> [Exercise prompt]: Leave out the pictures; transcribe all else exactly.

> [Supplied material]:
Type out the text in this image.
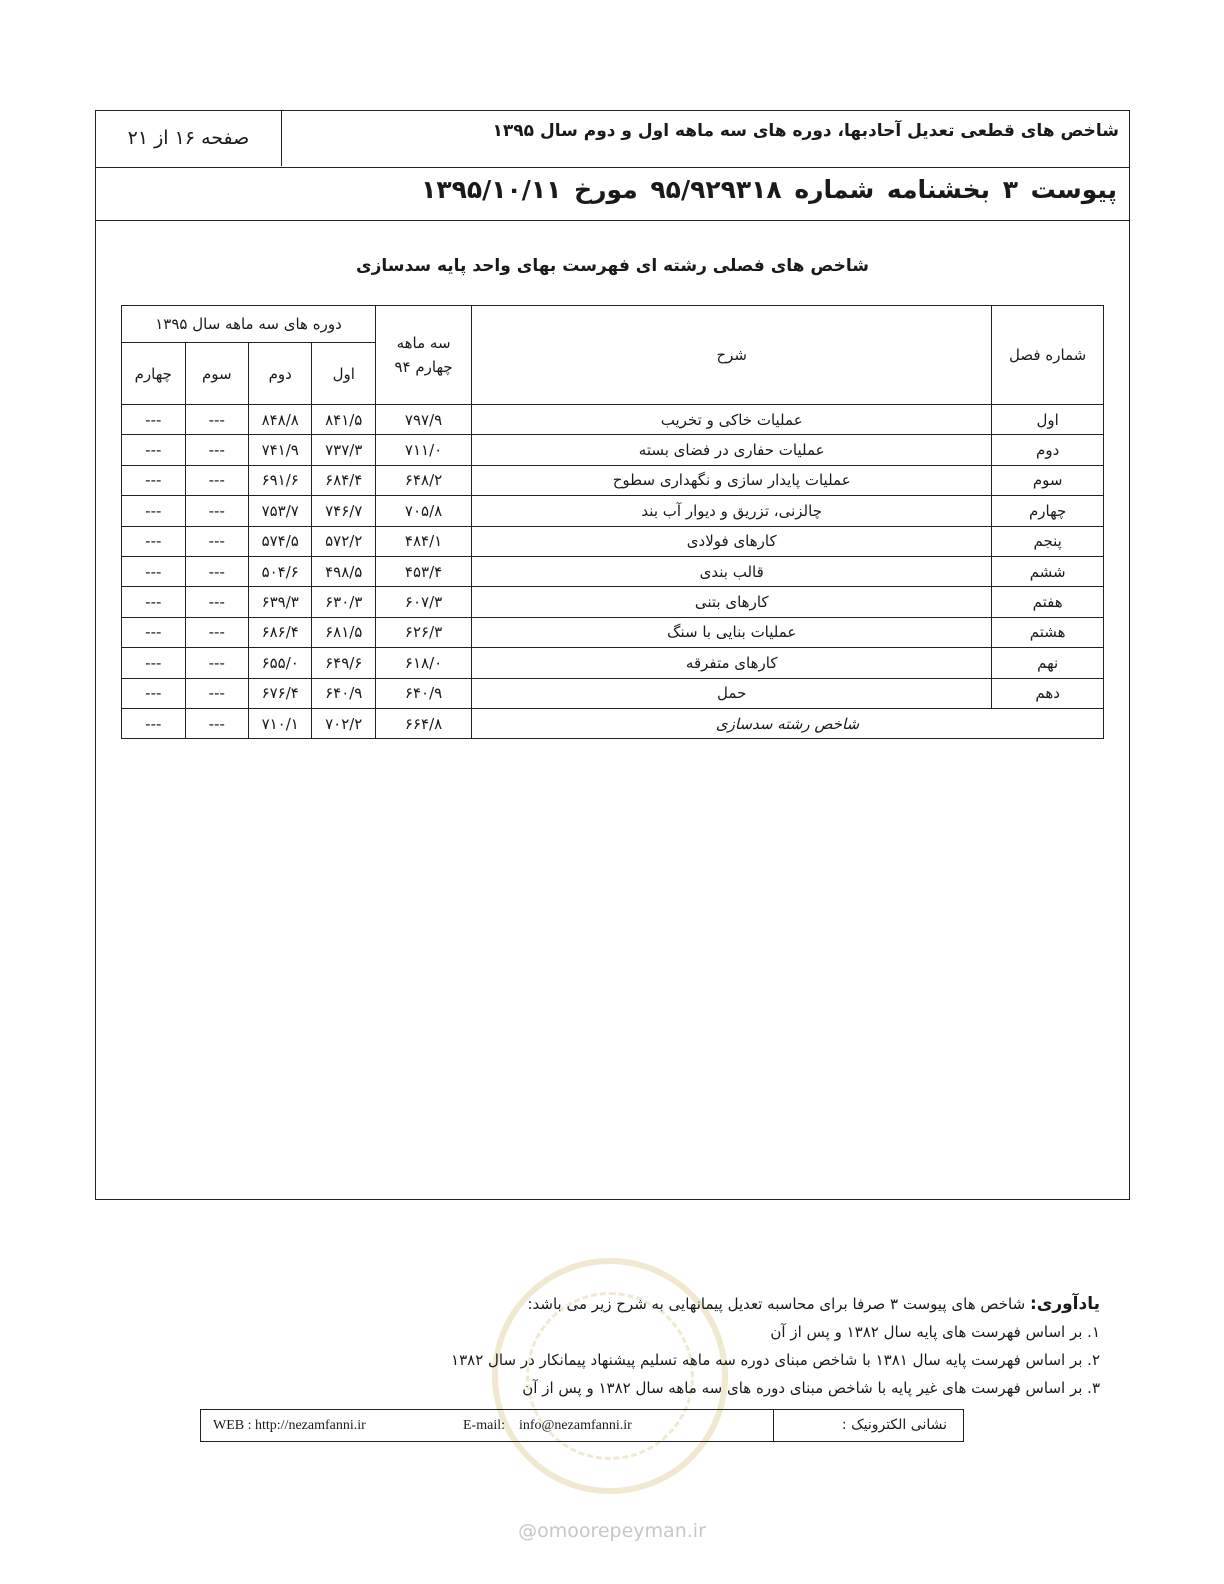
شاخص های قطعی تعدیل آحادبها، دوره های سه ماهه اول و دوم سال ۱۳۹۵
صفحه ۱۶ از ۲۱
پیوست ۳ بخشنامه شماره ۹۵/۹۲۹۳۱۸ مورخ ۱۳۹۵/۱۰/۱۱
شاخص های فصلی رشته ای فهرست بهای واحد پایه سدسازی
شماره فصل	شرح	سه ماهه چهارم ۹۴	دوره های سه ماهه سال ۱۳۹۵			
			اول	دوم	سوم	چهارم
اول	عملیات خاکی و تخریب	۷۹۷/۹	۸۴۱/۵	۸۴۸/۸	---	---
دوم	عملیات حفاری در فضای بسته	۷۱۱/۰	۷۳۷/۳	۷۴۱/۹	---	---
سوم	عملیات پایدار سازی و نگهداری سطوح	۶۴۸/۲	۶۸۴/۴	۶۹۱/۶	---	---
چهارم	چالزنی، تزریق و دیوار آب بند	۷۰۵/۸	۷۴۶/۷	۷۵۳/۷	---	---
پنجم	کارهای فولادی	۴۸۴/۱	۵۷۲/۲	۵۷۴/۵	---	---
ششم	قالب بندی	۴۵۳/۴	۴۹۸/۵	۵۰۴/۶	---	---
هفتم	کارهای بتنی	۶۰۷/۳	۶۳۰/۳	۶۳۹/۳	---	---
هشتم	عملیات بنایی با سنگ	۶۲۶/۳	۶۸۱/۵	۶۸۶/۴	---	---
نهم	کارهای متفرقه	۶۱۸/۰	۶۴۹/۶	۶۵۵/۰	---	---
دهم	حمل	۶۴۰/۹	۶۴۰/۹	۶۷۶/۴	---	---
شاخص رشته سدسازی		۶۶۴/۸	۷۰۲/۲	۷۱۰/۱	---	---
یادآوری: شاخص های پیوست ۳ صرفا برای محاسبه تعدیل پیمانهایی به شرح زیر می باشد:
۱. بر اساس فهرست های پایه سال ۱۳۸۲ و پس از آن
۲. بر اساس فهرست پایه سال ۱۳۸۱ با شاخص مبنای دوره سه ماهه تسلیم پیشنهاد پیمانکار در سال ۱۳۸۲
۳. بر اساس فهرست های غیر پایه با شاخص مبنای دوره های سه ماهه سال ۱۳۸۲ و پس از آن
نشانی الکترونیک :
E-mail:    info@nezamfanni.ir
WEB : http://nezamfanni.ir
@omoorepeyman.ir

> [Task answer]:
Type out the text in this image.
شاخص های قطعی تعدیل آحادبها، دوره های سه ماهه اول و دوم سال ۱۳۹۵
صفحه ۱۶ از ۲۱
پیوست ۳ بخشنامه شماره ۹۵/۹۲۹۳۱۸ مورخ ۱۳۹۵/۱۰/۱۱
شاخص های فصلی رشته ای فهرست بهای واحد پایه سدسازی
شماره فصل	شرح	سه ماهه چهارم ۹۴	دوره های سه ماهه سال ۱۳۹۵			
			اول	دوم	سوم	چهارم
اول	عملیات خاکی و تخریب	۷۹۷/۹	۸۴۱/۵	۸۴۸/۸	---	---
دوم	عملیات حفاری در فضای بسته	۷۱۱/۰	۷۳۷/۳	۷۴۱/۹	---	---
سوم	عملیات پایدار سازی و نگهداری سطوح	۶۴۸/۲	۶۸۴/۴	۶۹۱/۶	---	---
چهارم	چالزنی، تزریق و دیوار آب بند	۷۰۵/۸	۷۴۶/۷	۷۵۳/۷	---	---
پنجم	کارهای فولادی	۴۸۴/۱	۵۷۲/۲	۵۷۴/۵	---	---
ششم	قالب بندی	۴۵۳/۴	۴۹۸/۵	۵۰۴/۶	---	---
هفتم	کارهای بتنی	۶۰۷/۳	۶۳۰/۳	۶۳۹/۳	---	---
هشتم	عملیات بنایی با سنگ	۶۲۶/۳	۶۸۱/۵	۶۸۶/۴	---	---
نهم	کارهای متفرقه	۶۱۸/۰	۶۴۹/۶	۶۵۵/۰	---	---
دهم	حمل	۶۴۰/۹	۶۴۰/۹	۶۷۶/۴	---	---
شاخص رشته سدسازی		۶۶۴/۸	۷۰۲/۲	۷۱۰/۱	---	---
یادآوری: شاخص های پیوست ۳ صرفا برای محاسبه تعدیل پیمانهایی به شرح زیر می باشد:
۱. بر اساس فهرست های پایه سال ۱۳۸۲ و پس از آن
۲. بر اساس فهرست پایه سال ۱۳۸۱ با شاخص مبنای دوره سه ماهه تسلیم پیشنهاد پیمانکار در سال ۱۳۸۲
۳. بر اساس فهرست های غیر پایه با شاخص مبنای دوره های سه ماهه سال ۱۳۸۲ و پس از آن
نشانی الکترونیک :
E-mail:    info@nezamfanni.ir
WEB : http://nezamfanni.ir
@omoorepeyman.ir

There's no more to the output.